Reproduce the records below in full and word for word, excluding pictures.

Saved data entries =
==================================================
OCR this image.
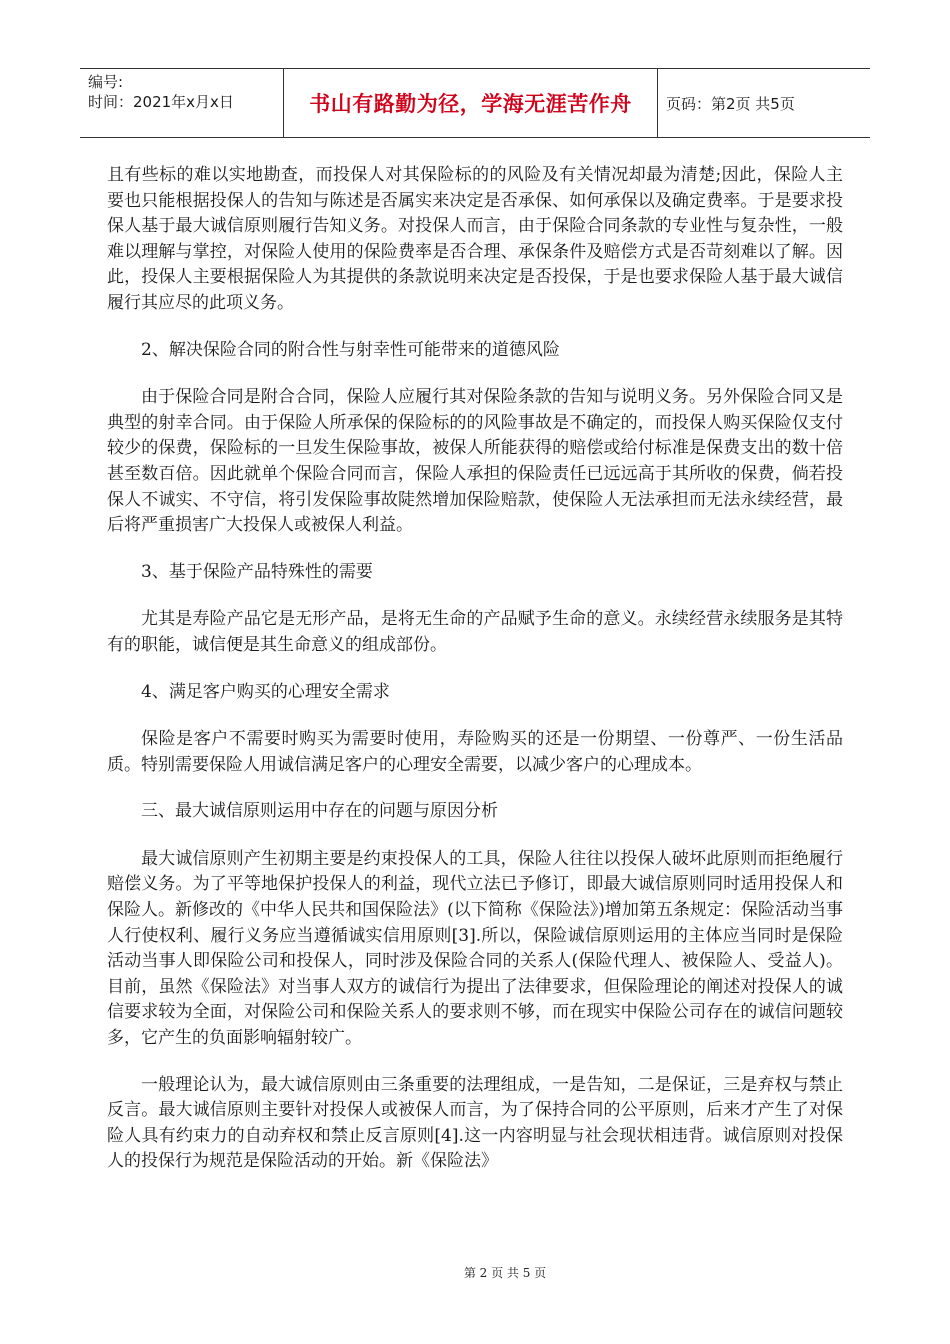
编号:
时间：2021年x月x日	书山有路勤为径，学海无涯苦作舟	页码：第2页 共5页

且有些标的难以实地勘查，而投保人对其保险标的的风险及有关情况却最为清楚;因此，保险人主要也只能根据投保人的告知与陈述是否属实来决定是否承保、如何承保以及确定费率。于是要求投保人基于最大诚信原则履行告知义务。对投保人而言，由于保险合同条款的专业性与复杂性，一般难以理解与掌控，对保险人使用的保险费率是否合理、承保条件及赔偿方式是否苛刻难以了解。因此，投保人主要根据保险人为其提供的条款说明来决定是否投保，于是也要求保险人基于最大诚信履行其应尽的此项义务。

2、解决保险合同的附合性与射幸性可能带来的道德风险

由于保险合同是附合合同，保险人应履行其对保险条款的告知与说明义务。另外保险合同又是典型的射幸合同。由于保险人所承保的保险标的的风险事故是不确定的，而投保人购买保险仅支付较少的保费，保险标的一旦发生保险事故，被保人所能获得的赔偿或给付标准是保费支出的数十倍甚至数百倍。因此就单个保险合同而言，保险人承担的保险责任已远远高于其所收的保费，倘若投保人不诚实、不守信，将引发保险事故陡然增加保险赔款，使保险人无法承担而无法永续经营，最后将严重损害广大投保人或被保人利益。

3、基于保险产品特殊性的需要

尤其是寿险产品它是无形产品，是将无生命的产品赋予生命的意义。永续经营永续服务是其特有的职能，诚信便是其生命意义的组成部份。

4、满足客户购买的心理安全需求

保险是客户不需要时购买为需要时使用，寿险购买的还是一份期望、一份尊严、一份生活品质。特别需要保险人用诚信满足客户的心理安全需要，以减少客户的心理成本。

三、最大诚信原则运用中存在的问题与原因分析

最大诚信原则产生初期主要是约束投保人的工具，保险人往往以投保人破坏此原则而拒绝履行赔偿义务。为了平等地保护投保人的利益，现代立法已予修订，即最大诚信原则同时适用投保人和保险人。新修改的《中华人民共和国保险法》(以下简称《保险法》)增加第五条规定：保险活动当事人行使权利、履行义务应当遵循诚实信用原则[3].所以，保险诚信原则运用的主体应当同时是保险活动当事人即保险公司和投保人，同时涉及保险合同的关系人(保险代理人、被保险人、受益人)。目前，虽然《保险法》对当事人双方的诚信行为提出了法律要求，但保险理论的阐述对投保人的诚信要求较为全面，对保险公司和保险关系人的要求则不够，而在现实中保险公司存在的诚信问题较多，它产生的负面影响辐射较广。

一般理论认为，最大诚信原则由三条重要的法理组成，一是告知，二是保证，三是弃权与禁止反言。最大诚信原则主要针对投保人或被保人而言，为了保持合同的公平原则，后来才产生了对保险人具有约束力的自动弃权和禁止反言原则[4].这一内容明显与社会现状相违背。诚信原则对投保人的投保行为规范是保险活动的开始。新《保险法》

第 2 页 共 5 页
==================================================
EXERCISE SOLUTION =
OCR this image.
编号:
时间：2021年x月x日	书山有路勤为径，学海无涯苦作舟	页码：第2页 共5页

且有些标的难以实地勘查，而投保人对其保险标的的风险及有关情况却最为清楚;因此，保险人主要也只能根据投保人的告知与陈述是否属实来决定是否承保、如何承保以及确定费率。于是要求投保人基于最大诚信原则履行告知义务。对投保人而言，由于保险合同条款的专业性与复杂性，一般难以理解与掌控，对保险人使用的保险费率是否合理、承保条件及赔偿方式是否苛刻难以了解。因此，投保人主要根据保险人为其提供的条款说明来决定是否投保，于是也要求保险人基于最大诚信履行其应尽的此项义务。

2、解决保险合同的附合性与射幸性可能带来的道德风险

由于保险合同是附合合同，保险人应履行其对保险条款的告知与说明义务。另外保险合同又是典型的射幸合同。由于保险人所承保的保险标的的风险事故是不确定的，而投保人购买保险仅支付较少的保费，保险标的一旦发生保险事故，被保人所能获得的赔偿或给付标准是保费支出的数十倍甚至数百倍。因此就单个保险合同而言，保险人承担的保险责任已远远高于其所收的保费，倘若投保人不诚实、不守信，将引发保险事故陡然增加保险赔款，使保险人无法承担而无法永续经营，最后将严重损害广大投保人或被保人利益。

3、基于保险产品特殊性的需要

尤其是寿险产品它是无形产品，是将无生命的产品赋予生命的意义。永续经营永续服务是其特有的职能，诚信便是其生命意义的组成部份。

4、满足客户购买的心理安全需求

保险是客户不需要时购买为需要时使用，寿险购买的还是一份期望、一份尊严、一份生活品质。特别需要保险人用诚信满足客户的心理安全需要，以减少客户的心理成本。

三、最大诚信原则运用中存在的问题与原因分析

最大诚信原则产生初期主要是约束投保人的工具，保险人往往以投保人破坏此原则而拒绝履行赔偿义务。为了平等地保护投保人的利益，现代立法已予修订，即最大诚信原则同时适用投保人和保险人。新修改的《中华人民共和国保险法》(以下简称《保险法》)增加第五条规定：保险活动当事人行使权利、履行义务应当遵循诚实信用原则[3].所以，保险诚信原则运用的主体应当同时是保险活动当事人即保险公司和投保人，同时涉及保险合同的关系人(保险代理人、被保险人、受益人)。目前，虽然《保险法》对当事人双方的诚信行为提出了法律要求，但保险理论的阐述对投保人的诚信要求较为全面，对保险公司和保险关系人的要求则不够，而在现实中保险公司存在的诚信问题较多，它产生的负面影响辐射较广。

一般理论认为，最大诚信原则由三条重要的法理组成，一是告知，二是保证，三是弃权与禁止反言。最大诚信原则主要针对投保人或被保人而言，为了保持合同的公平原则，后来才产生了对保险人具有约束力的自动弃权和禁止反言原则[4].这一内容明显与社会现状相违背。诚信原则对投保人的投保行为规范是保险活动的开始。新《保险法》

第 2 页 共 5 页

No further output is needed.